# [WHAT IS NEEDED]
Lines containing the word "株式会社Arstruct" need to be counted. Please reply with how many there are, and nothing else.

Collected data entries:
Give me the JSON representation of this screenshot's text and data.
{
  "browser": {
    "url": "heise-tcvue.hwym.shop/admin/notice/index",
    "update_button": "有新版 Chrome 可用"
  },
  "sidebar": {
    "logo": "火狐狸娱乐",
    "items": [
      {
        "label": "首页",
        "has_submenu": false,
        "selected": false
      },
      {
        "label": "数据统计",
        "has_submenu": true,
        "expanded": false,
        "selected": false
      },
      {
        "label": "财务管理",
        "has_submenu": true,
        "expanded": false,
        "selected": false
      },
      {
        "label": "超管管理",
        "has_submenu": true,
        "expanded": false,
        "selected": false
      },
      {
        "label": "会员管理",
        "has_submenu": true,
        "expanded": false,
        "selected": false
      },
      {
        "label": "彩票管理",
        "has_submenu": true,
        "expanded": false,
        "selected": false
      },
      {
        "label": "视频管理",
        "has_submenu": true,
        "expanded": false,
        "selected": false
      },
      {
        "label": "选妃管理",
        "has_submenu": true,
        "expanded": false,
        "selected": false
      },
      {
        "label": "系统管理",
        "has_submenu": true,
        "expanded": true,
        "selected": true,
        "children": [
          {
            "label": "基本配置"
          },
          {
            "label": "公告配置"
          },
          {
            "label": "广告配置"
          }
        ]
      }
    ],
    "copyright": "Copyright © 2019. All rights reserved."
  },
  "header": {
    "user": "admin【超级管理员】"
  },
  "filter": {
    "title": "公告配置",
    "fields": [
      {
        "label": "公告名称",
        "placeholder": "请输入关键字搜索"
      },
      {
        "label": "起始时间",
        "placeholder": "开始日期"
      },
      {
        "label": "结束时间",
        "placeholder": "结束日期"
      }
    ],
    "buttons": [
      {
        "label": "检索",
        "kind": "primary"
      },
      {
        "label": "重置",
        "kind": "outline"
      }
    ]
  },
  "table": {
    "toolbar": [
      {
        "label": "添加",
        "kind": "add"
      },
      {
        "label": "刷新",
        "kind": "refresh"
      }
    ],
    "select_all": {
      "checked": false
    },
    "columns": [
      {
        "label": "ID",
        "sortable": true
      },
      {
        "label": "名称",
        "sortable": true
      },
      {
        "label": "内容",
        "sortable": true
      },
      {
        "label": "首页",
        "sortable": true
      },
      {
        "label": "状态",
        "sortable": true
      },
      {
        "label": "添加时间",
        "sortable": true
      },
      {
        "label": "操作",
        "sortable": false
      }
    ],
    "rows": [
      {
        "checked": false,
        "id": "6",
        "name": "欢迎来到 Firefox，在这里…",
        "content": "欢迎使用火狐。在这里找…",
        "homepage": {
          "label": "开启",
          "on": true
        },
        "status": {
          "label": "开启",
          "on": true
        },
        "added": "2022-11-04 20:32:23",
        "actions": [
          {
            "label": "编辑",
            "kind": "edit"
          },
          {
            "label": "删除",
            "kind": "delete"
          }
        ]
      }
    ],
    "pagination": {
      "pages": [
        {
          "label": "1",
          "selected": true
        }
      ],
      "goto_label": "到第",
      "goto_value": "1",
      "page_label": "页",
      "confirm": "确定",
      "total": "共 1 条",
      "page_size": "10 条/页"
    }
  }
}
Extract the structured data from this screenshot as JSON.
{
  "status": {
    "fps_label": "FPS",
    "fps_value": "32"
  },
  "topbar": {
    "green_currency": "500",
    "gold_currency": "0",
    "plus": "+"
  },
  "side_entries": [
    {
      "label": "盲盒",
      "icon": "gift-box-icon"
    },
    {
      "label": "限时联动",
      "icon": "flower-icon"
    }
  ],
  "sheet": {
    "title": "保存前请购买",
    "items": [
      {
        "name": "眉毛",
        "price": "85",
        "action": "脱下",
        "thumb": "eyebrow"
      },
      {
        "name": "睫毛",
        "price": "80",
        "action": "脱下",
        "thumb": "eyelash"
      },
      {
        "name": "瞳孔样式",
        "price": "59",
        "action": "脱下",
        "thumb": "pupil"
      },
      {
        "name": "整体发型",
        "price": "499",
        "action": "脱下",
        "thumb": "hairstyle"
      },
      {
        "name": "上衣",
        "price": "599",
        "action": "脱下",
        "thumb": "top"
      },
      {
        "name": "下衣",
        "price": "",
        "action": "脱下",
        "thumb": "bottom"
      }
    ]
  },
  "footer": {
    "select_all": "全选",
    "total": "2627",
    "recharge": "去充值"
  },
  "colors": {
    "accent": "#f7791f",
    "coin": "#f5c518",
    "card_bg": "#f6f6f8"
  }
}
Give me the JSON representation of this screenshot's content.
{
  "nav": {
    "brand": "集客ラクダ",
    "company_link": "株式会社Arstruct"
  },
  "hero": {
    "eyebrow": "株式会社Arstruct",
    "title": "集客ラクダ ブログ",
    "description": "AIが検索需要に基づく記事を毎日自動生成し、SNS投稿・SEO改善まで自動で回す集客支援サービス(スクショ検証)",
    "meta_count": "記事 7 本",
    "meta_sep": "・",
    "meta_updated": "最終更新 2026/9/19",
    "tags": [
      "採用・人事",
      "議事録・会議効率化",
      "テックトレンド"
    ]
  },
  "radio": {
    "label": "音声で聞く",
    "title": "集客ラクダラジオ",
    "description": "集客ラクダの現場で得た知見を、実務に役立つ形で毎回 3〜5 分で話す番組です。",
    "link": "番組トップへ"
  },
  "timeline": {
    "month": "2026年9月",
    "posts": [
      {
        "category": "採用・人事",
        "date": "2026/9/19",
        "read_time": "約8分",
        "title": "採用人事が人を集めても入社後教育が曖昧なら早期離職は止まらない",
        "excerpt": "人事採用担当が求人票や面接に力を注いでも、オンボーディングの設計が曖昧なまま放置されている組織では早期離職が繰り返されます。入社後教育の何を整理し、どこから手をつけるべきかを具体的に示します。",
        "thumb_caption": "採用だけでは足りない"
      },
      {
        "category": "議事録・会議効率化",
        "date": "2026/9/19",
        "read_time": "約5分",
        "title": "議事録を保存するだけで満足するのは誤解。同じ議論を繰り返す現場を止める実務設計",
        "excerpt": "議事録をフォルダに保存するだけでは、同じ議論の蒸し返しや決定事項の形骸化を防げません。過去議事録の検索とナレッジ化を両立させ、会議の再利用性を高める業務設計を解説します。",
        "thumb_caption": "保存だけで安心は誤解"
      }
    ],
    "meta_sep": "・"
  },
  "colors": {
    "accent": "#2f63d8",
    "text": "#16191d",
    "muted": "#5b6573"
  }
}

# [THE ANSWER]
2